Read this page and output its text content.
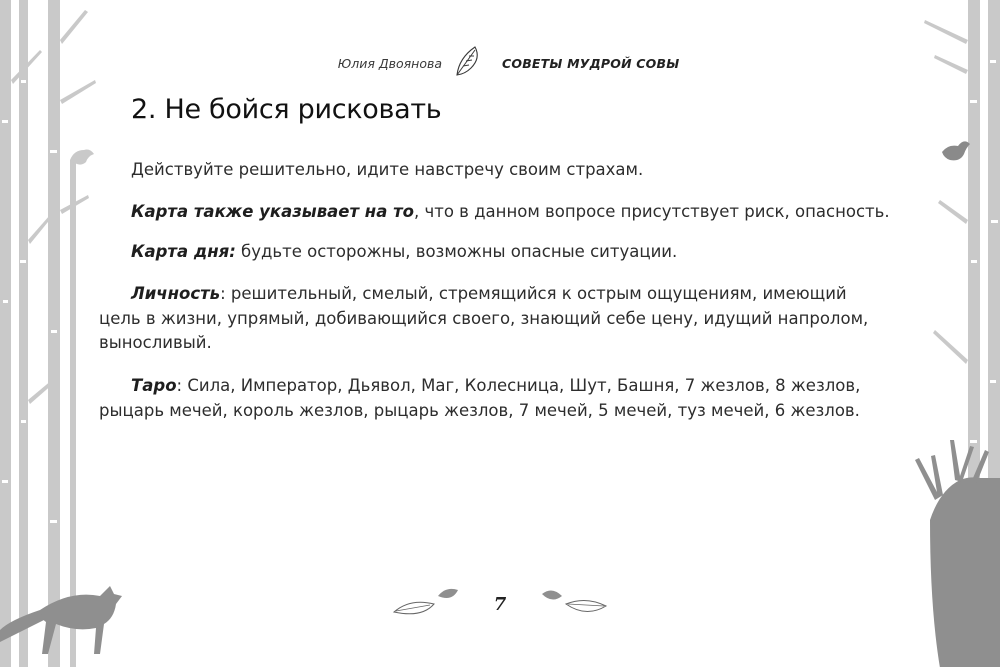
Юлия Двоянова	СОВЕТЫ МУДРОЙ СОВЫ
2. Не бойся рисковать

Действуйте решительно, идите навстречу своим страхам.

Карта также указывает на то, что в данном вопросе присутствует риск, опасность.

Карта дня: будьте осторожны, возможны опасные ситуации.

Личность: решительный, смелый, стремящийся к острым ощущениям, имеющий
цель в жизни, упрямый, добивающийся своего, знающий себе цену, идущий напролом,
выносливый.
Таро: Сила, Император, Дьявол, Маг, Колесница, Шут, Башня, 7 жезлов, 8 жезлов,
рыцарь мечей, король жезлов, рыцарь жезлов, 7 мечей, 5 мечей, туз мечей, 6 жезлов.
7
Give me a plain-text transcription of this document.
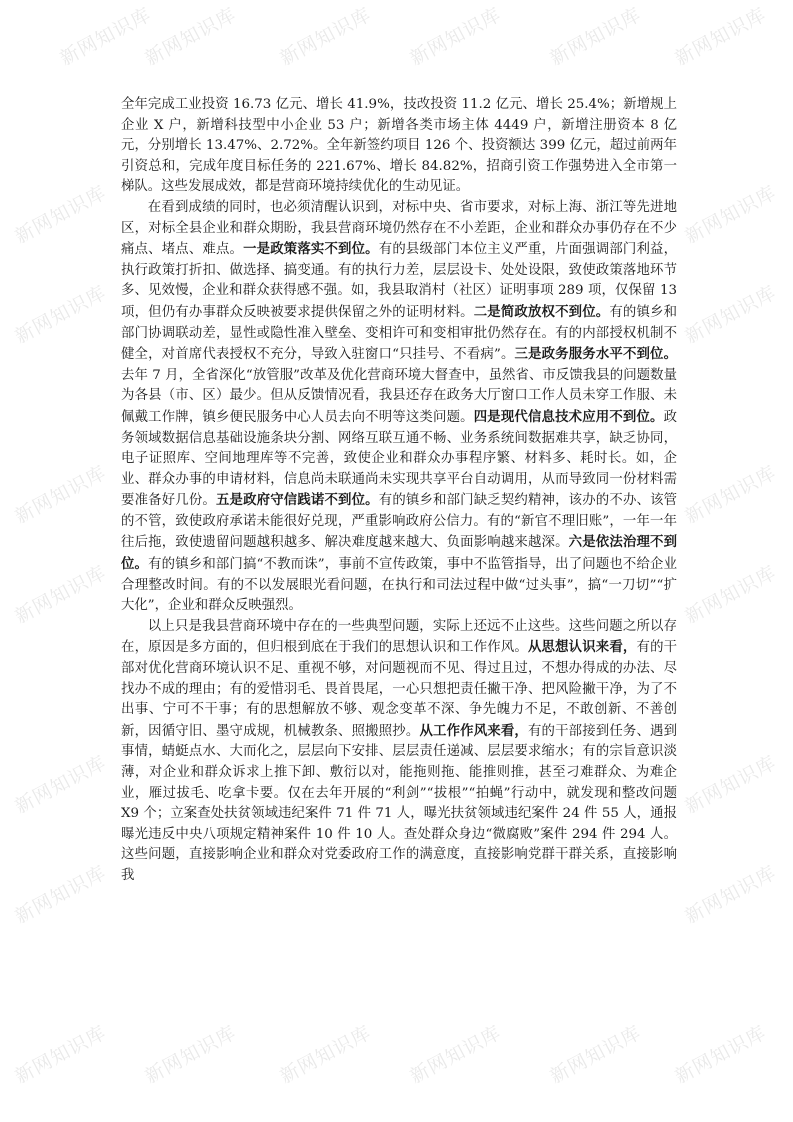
新网知识库
新网知识库 新网知识库 新网知识库 新网知识库 新网知识库
新网知识库	新网知识库
新网知识库	新网知识库
新网知识库	新网知识库
新网知识库	新网知识库
新网知识库	新网知识库
新网知识库	新网知识库
新网知识库 新网知识库 新网知识库 新网知识库 新网知识库 新网知识库

全年完成工业投资 16.73 亿元、增长 41.9%，技改投资 11.2 亿元、增长 25.4%；新增规上企业 X 户，新增科技型中小企业 53 户；新增各类市场主体 4449 户，新增注册资本 8 亿元，分别增长 13.47%、2.72%。全年新签约项目 126 个、投资额达 399 亿元，超过前两年引资总和，完成年度目标任务的 221.67%、增长 84.82%，招商引资工作强势进入全市第一梯队。这些发展成效，都是营商环境持续优化的生动见证。

在看到成绩的同时，也必须清醒认识到，对标中央、省市要求，对标上海、浙江等先进地区，对标全县企业和群众期盼，我县营商环境仍然存在不小差距，企业和群众办事仍存在不少痛点、堵点、难点。一是政策落实不到位。有的县级部门本位主义严重，片面强调部门利益，执行政策打折扣、做选择、搞变通。有的执行力差，层层设卡、处处设限，致使政策落地环节多、见效慢，企业和群众获得感不强。如，我县取消村（社区）证明事项 289 项，仅保留 13 项，但仍有办事群众反映被要求提供保留之外的证明材料。二是简政放权不到位。有的镇乡和部门协调联动差，显性或隐性准入壁垒、变相许可和变相审批仍然存在。有的内部授权机制不健全，对首席代表授权不充分，导致入驻窗口“只挂号、不看病”。三是政务服务水平不到位。去年 7 月，全省深化“放管服”改革及优化营商环境大督查中，虽然省、市反馈我县的问题数量为各县（市、区）最少。但从反馈情况看，我县还存在政务大厅窗口工作人员未穿工作服、未佩戴工作牌，镇乡便民服务中心人员去向不明等这类问题。四是现代信息技术应用不到位。政务领域数据信息基础设施条块分割、网络互联互通不畅、业务系统间数据难共享，缺乏协同，电子证照库、空间地理库等不完善，致使企业和群众办事程序繁、材料多、耗时长。如，企业、群众办事的申请材料，信息尚未联通尚未实现共享平台自动调用，从而导致同一份材料需要准备好几份。五是政府守信践诺不到位。有的镇乡和部门缺乏契约精神，该办的不办、该管的不管，致使政府承诺未能很好兑现，严重影响政府公信力。有的“新官不理旧账”，一年一年往后拖，致使遗留问题越积越多、解决难度越来越大、负面影响越来越深。六是依法治理不到位。有的镇乡和部门搞“不教而诛”，事前不宣传政策，事中不监管指导，出了问题也不给企业合理整改时间。有的不以发展眼光看问题，在执行和司法过程中做“过头事”，搞“一刀切”“扩大化”，企业和群众反映强烈。

以上只是我县营商环境中存在的一些典型问题，实际上还远不止这些。这些问题之所以存在，原因是多方面的，但归根到底在于我们的思想认识和工作作风。从思想认识来看，有的干部对优化营商环境认识不足、重视不够，对问题视而不见、得过且过，不想办得成的办法、尽找办不成的理由；有的爱惜羽毛、畏首畏尾，一心只想把责任撇干净、把风险撇干净，为了不出事、宁可不干事；有的思想解放不够、观念变革不深、争先魄力不足，不敢创新、不善创新，因循守旧、墨守成规，机械教条、照搬照抄。从工作作风来看，有的干部接到任务、遇到事情，蜻蜓点水、大而化之，层层向下安排、层层责任递减、层层要求缩水；有的宗旨意识淡薄，对企业和群众诉求上推下卸、敷衍以对，能拖则拖、能推则推，甚至刁难群众、为难企业，雁过拔毛、吃拿卡要。仅在去年开展的“利剑”“拔根”“拍蝇”行动中，就发现和整改问题 X9 个；立案查处扶贫领域违纪案件 71 件 71 人，曝光扶贫领域违纪案件 24 件 55 人，通报曝光违反中央八项规定精神案件 10 件 10 人。查处群众身边“微腐败”案件 294 件 294 人。这些问题，直接影响企业和群众对党委政府工作的满意度，直接影响党群干群关系，直接影响我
----
Work required:
Search the entries for the word "this" and gather every line where it appears.

Final result:
Read this page and output its text content.
Give me a plain-text transcription of this document.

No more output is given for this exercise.